STATED EXERCISE: Find the string "title" in the entries and copy each line that has it.

RECORDS SHOWN:
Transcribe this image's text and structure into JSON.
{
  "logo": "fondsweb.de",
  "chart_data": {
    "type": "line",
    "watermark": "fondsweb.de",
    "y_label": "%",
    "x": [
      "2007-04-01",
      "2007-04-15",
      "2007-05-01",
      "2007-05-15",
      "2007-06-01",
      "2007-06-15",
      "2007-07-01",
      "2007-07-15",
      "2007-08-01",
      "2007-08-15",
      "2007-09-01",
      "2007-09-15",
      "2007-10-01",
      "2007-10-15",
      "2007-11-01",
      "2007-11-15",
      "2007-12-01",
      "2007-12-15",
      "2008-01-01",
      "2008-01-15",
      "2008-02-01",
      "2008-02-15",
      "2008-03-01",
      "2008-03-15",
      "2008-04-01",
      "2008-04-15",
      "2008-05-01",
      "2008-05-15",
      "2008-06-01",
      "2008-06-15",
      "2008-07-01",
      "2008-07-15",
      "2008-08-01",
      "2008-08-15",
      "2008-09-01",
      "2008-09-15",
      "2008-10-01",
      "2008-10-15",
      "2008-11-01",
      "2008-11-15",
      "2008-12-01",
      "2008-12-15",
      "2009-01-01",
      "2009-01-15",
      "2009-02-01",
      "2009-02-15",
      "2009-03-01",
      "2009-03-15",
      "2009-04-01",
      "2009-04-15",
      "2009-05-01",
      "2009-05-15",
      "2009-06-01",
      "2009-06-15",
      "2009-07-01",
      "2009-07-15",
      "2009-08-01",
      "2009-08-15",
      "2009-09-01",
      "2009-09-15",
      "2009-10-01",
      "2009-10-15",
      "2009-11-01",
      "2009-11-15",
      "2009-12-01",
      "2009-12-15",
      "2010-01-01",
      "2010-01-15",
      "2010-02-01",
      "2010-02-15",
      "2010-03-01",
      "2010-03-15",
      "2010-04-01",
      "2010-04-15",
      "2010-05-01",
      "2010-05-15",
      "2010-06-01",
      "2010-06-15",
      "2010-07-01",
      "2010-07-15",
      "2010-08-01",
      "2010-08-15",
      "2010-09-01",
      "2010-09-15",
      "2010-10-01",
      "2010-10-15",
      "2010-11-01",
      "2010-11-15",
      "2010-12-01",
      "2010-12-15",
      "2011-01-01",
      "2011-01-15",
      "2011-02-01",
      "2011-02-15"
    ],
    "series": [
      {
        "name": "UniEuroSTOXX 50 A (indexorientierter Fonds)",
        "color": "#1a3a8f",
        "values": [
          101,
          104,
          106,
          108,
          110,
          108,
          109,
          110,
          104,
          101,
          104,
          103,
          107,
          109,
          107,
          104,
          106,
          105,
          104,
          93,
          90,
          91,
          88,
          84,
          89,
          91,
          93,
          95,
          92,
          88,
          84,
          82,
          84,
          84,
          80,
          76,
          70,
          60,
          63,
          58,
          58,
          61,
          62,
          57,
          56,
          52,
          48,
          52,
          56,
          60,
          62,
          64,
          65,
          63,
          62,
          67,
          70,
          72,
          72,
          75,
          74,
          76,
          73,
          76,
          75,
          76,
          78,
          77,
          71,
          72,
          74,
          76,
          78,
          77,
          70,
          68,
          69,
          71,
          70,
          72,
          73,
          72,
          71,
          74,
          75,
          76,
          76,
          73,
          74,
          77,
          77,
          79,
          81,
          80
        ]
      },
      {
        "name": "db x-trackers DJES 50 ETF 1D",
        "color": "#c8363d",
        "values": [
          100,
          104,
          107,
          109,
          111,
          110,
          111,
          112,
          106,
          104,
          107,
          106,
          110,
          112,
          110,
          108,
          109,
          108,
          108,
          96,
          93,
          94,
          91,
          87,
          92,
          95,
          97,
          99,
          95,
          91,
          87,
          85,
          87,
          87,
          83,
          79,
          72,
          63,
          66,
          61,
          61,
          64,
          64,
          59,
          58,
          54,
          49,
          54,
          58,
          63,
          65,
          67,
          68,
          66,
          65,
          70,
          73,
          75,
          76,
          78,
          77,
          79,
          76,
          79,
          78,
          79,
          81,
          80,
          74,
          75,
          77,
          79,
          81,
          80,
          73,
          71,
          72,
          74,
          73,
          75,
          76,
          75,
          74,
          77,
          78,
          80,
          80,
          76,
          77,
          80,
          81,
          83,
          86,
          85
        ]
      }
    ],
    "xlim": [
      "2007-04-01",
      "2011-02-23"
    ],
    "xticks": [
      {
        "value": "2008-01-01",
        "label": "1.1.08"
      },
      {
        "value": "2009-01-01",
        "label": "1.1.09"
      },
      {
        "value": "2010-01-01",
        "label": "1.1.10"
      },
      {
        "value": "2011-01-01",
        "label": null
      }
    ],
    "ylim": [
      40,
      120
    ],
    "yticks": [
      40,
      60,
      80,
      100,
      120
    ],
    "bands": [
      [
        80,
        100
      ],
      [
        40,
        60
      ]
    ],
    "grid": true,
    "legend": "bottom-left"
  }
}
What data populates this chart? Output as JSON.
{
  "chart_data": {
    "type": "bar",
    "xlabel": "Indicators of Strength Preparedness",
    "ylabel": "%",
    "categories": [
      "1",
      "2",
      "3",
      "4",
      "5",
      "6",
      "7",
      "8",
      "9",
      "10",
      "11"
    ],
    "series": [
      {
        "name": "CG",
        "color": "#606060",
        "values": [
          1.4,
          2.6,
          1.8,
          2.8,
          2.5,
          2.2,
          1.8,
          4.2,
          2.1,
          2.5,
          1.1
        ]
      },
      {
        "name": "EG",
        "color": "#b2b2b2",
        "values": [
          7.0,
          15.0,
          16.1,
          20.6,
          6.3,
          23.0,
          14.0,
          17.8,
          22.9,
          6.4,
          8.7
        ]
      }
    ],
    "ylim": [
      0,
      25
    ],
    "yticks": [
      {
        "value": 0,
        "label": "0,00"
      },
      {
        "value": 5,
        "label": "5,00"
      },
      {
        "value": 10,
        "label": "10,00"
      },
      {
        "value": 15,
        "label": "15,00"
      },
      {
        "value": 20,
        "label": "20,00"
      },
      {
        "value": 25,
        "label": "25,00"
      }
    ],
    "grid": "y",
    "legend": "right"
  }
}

...

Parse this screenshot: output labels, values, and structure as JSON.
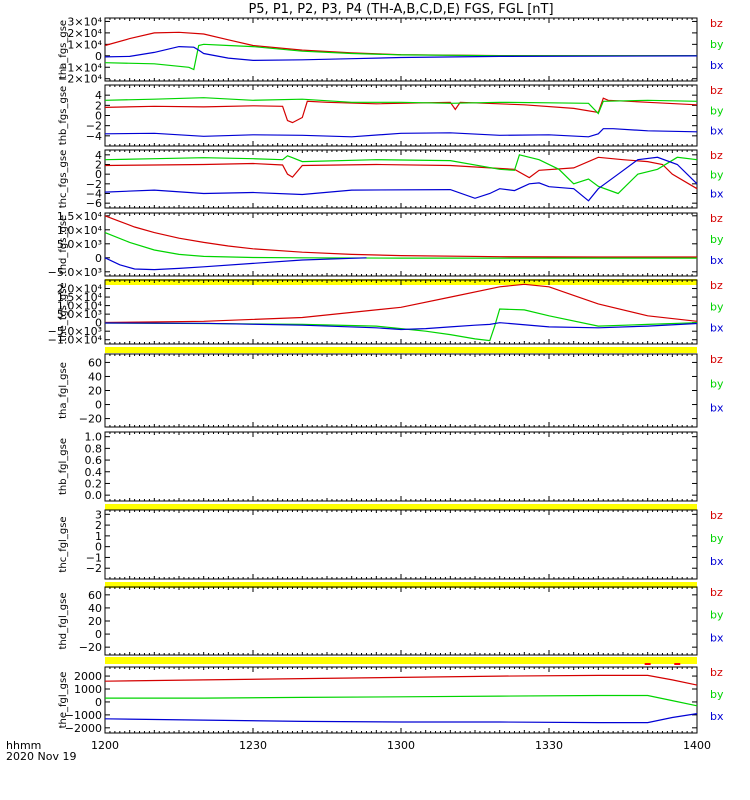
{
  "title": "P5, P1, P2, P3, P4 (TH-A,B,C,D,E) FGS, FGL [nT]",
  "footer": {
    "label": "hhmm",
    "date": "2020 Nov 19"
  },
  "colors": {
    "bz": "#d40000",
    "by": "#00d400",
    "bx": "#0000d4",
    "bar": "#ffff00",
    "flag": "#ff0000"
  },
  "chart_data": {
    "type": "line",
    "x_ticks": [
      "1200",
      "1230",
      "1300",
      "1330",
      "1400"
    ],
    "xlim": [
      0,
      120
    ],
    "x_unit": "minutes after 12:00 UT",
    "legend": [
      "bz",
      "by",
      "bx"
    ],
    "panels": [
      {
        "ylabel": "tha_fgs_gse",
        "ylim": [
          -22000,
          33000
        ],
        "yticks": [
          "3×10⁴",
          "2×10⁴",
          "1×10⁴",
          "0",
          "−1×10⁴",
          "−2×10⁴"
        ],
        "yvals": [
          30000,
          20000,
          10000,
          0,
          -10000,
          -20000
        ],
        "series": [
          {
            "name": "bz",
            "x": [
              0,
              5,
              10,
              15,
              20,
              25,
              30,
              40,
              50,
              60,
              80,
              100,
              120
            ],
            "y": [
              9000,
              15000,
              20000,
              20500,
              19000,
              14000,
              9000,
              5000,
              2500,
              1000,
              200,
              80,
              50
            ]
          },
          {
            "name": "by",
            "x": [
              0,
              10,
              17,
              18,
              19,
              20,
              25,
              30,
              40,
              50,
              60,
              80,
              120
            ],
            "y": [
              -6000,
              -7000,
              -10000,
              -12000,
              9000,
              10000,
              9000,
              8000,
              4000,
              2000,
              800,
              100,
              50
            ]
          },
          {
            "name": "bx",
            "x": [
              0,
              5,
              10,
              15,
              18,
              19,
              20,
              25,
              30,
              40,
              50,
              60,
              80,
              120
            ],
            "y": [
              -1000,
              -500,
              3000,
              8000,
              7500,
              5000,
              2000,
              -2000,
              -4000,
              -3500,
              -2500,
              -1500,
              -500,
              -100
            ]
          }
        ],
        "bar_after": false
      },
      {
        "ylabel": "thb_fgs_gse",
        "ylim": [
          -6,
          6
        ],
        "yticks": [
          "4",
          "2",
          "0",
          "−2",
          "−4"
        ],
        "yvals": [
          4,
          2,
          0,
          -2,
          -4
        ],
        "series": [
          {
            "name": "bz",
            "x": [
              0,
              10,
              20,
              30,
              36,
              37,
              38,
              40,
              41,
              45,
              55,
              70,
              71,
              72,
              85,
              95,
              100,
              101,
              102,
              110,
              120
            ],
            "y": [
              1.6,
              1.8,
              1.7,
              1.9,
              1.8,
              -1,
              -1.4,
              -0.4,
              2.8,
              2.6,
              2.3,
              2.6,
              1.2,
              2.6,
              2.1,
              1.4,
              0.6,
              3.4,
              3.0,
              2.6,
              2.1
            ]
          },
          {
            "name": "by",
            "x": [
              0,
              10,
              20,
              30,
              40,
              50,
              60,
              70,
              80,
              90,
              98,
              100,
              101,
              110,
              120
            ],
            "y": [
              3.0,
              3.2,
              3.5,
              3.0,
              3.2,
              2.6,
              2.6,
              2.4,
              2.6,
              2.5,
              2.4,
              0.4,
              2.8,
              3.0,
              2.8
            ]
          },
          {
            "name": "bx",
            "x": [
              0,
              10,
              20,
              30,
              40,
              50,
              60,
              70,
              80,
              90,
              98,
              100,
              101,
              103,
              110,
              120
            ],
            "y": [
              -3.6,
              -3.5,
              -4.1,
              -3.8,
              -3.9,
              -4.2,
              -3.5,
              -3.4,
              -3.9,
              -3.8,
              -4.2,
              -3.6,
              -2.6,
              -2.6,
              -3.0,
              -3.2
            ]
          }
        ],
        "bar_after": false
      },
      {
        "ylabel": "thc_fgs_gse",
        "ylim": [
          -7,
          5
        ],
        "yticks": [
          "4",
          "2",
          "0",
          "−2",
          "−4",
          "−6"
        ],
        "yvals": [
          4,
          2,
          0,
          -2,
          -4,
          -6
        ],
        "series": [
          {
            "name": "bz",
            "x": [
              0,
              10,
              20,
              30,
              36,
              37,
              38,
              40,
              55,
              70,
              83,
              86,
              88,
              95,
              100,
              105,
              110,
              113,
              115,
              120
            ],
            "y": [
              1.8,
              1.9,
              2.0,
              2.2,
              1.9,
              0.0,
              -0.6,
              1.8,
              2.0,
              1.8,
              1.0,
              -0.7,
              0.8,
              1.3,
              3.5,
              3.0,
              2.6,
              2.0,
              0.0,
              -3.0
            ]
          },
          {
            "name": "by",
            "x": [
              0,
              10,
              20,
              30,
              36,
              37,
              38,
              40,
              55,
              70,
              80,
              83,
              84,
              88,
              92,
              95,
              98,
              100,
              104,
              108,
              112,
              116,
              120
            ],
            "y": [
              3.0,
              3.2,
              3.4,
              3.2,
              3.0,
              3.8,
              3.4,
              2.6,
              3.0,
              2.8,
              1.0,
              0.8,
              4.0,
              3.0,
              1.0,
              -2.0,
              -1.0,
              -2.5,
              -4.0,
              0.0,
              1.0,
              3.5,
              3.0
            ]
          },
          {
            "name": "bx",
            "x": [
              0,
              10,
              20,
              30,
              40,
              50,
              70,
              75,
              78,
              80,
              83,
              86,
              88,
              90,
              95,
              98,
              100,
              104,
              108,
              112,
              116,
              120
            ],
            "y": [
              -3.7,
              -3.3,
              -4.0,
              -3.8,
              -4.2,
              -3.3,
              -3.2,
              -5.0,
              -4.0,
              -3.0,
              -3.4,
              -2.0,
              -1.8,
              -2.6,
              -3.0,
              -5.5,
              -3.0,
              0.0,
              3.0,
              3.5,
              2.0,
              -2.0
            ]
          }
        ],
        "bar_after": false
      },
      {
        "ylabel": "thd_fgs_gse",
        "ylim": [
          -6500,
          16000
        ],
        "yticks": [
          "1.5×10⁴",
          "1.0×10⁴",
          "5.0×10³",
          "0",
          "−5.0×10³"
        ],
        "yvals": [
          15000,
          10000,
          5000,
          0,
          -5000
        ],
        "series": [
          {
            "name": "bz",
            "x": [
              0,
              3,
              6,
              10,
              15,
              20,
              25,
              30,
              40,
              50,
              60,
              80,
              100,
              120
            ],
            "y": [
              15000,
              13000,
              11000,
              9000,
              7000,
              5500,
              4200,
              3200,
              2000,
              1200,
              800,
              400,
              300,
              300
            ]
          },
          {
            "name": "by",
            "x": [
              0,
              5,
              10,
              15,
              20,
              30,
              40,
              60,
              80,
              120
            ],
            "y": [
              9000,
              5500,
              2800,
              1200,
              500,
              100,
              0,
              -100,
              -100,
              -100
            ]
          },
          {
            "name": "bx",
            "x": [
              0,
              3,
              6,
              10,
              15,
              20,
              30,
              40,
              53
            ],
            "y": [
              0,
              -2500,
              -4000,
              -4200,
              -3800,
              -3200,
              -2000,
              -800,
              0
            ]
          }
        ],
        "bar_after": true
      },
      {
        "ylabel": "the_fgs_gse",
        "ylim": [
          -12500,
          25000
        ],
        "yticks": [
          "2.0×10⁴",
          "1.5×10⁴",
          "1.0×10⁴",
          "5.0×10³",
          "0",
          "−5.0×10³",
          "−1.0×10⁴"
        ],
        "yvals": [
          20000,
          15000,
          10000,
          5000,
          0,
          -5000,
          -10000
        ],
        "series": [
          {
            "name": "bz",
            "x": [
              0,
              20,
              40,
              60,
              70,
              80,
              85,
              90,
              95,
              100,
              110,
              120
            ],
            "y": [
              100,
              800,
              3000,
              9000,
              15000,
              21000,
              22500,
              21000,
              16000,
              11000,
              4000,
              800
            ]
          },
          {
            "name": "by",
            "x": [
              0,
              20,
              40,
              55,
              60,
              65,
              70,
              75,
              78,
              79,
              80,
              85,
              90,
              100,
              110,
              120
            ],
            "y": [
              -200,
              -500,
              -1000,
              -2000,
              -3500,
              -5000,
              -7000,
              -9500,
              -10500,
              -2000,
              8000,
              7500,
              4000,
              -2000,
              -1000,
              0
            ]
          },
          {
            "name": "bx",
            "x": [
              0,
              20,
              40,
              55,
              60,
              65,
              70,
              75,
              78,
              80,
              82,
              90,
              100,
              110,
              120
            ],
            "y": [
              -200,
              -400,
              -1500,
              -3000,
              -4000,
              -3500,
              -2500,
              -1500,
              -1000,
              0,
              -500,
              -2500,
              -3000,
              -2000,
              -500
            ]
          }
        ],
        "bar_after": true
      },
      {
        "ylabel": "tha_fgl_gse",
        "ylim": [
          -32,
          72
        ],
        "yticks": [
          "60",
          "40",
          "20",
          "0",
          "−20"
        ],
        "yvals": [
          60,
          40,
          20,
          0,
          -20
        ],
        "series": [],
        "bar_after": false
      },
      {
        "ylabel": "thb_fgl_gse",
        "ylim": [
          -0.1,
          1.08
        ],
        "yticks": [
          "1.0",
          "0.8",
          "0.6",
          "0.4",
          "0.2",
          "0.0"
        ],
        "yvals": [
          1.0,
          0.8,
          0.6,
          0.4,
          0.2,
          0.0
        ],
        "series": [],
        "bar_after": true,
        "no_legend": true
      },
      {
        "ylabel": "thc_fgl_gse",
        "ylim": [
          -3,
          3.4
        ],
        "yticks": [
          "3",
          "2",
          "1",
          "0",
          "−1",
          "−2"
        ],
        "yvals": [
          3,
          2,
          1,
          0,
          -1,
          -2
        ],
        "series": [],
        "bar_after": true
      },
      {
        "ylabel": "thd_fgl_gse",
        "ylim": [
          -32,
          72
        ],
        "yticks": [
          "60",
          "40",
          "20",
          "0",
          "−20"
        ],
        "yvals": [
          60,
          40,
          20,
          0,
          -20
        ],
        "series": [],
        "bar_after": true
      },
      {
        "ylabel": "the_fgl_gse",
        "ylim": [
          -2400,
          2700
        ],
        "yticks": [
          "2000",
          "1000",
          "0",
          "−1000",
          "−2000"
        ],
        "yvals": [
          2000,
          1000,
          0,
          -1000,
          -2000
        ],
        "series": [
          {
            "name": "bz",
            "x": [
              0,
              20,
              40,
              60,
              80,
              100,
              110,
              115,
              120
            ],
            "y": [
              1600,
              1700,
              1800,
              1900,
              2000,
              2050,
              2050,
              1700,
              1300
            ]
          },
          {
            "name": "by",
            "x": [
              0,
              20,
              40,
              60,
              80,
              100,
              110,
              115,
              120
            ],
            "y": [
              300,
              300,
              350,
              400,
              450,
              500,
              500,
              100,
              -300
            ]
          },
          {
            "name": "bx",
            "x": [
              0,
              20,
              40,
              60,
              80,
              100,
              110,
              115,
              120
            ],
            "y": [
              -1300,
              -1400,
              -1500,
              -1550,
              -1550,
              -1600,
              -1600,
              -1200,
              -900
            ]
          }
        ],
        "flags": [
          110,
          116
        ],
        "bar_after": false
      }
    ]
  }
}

---

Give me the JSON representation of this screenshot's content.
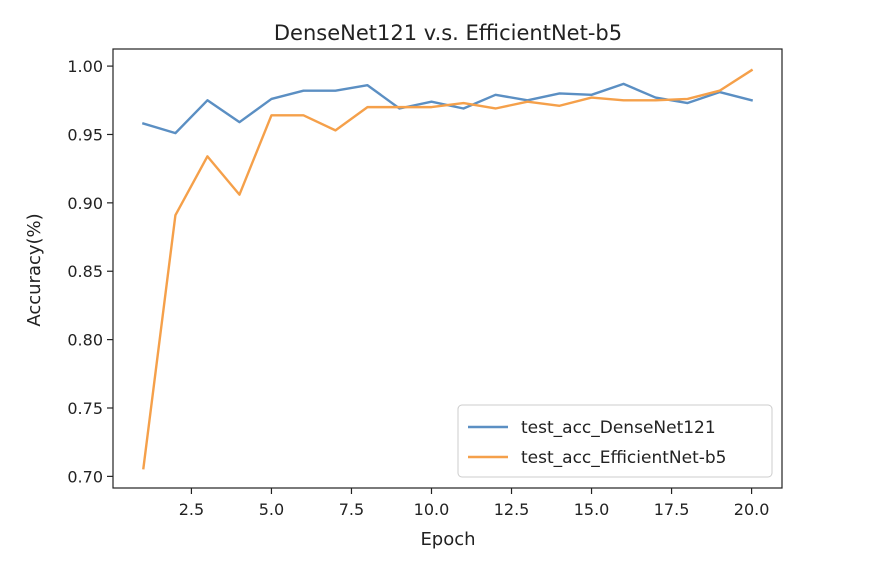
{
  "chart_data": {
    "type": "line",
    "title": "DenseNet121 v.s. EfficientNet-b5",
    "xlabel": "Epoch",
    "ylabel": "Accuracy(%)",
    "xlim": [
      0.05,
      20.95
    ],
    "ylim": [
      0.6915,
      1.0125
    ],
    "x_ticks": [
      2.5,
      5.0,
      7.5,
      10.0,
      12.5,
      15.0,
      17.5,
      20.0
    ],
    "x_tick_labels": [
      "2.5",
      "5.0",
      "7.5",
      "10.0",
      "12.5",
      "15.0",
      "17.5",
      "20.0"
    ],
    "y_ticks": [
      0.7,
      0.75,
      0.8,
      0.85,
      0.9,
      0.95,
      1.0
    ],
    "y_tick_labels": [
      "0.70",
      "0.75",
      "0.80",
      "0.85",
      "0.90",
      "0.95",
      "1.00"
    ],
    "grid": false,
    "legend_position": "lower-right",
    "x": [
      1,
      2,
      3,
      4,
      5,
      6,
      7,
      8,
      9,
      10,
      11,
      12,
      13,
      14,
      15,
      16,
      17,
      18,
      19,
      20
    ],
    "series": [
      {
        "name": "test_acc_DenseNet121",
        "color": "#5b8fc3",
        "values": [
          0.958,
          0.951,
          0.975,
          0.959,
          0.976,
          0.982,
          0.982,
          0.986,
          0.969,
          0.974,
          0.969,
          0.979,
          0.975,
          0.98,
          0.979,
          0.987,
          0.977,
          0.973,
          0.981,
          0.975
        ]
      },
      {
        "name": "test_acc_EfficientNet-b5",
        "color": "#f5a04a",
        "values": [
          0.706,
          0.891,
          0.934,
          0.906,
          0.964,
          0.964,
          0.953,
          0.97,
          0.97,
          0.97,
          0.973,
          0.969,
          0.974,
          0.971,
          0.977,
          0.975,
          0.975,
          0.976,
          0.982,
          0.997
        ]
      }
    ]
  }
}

SOLUTION TO THIS PROBLEM:
  "title": "P5, P1, P2, P3, P4 (TH-A,B,C,D,E) FGS, FGL [nT]",
    "title": "DenseNet121 v.s. EfficientNet-b5",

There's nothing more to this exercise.